● **SHORT TASK**
Repeat each record below exactly, dropping the pictures.

[Figure content listings]

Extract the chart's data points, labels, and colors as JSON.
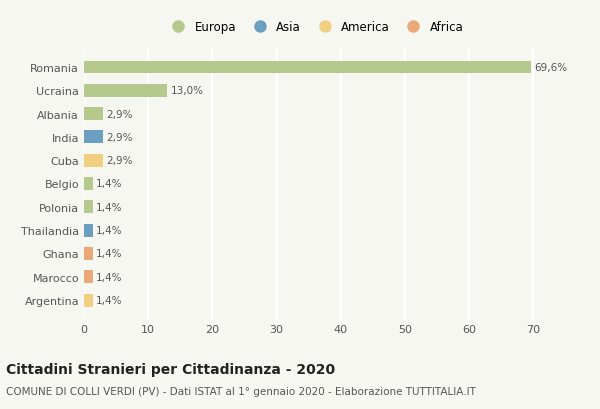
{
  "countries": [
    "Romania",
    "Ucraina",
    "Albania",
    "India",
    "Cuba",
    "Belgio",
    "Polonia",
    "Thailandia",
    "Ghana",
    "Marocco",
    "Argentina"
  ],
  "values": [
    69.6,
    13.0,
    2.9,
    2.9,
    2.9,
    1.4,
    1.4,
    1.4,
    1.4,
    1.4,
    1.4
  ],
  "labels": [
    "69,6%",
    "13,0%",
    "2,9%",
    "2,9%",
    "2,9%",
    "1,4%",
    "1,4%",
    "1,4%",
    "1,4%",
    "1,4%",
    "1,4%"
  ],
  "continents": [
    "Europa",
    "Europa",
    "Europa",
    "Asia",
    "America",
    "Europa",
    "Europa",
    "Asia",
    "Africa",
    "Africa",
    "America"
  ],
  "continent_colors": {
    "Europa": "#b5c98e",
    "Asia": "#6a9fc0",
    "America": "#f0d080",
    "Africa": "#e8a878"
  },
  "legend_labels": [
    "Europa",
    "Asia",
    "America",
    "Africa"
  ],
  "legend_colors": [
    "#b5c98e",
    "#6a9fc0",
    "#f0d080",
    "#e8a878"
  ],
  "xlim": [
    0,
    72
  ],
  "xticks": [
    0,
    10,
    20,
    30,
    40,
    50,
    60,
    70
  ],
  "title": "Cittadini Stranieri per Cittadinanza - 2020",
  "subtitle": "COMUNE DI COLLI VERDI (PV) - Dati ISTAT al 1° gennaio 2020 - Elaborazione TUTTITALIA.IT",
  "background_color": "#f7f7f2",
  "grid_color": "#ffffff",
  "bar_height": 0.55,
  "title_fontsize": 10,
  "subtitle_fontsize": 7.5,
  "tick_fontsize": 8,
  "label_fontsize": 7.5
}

● **EXERCISE RESPONSE**
Extract the chart's data points, labels, and colors as JSON.
{
  "countries": [
    "Romania",
    "Ucraina",
    "Albania",
    "India",
    "Cuba",
    "Belgio",
    "Polonia",
    "Thailandia",
    "Ghana",
    "Marocco",
    "Argentina"
  ],
  "values": [
    69.6,
    13.0,
    2.9,
    2.9,
    2.9,
    1.4,
    1.4,
    1.4,
    1.4,
    1.4,
    1.4
  ],
  "labels": [
    "69,6%",
    "13,0%",
    "2,9%",
    "2,9%",
    "2,9%",
    "1,4%",
    "1,4%",
    "1,4%",
    "1,4%",
    "1,4%",
    "1,4%"
  ],
  "continents": [
    "Europa",
    "Europa",
    "Europa",
    "Asia",
    "America",
    "Europa",
    "Europa",
    "Asia",
    "Africa",
    "Africa",
    "America"
  ],
  "continent_colors": {
    "Europa": "#b5c98e",
    "Asia": "#6a9fc0",
    "America": "#f0d080",
    "Africa": "#e8a878"
  },
  "legend_labels": [
    "Europa",
    "Asia",
    "America",
    "Africa"
  ],
  "legend_colors": [
    "#b5c98e",
    "#6a9fc0",
    "#f0d080",
    "#e8a878"
  ],
  "xlim": [
    0,
    72
  ],
  "xticks": [
    0,
    10,
    20,
    30,
    40,
    50,
    60,
    70
  ],
  "title": "Cittadini Stranieri per Cittadinanza - 2020",
  "subtitle": "COMUNE DI COLLI VERDI (PV) - Dati ISTAT al 1° gennaio 2020 - Elaborazione TUTTITALIA.IT",
  "background_color": "#f7f7f2",
  "grid_color": "#ffffff",
  "bar_height": 0.55,
  "title_fontsize": 10,
  "subtitle_fontsize": 7.5,
  "tick_fontsize": 8,
  "label_fontsize": 7.5
}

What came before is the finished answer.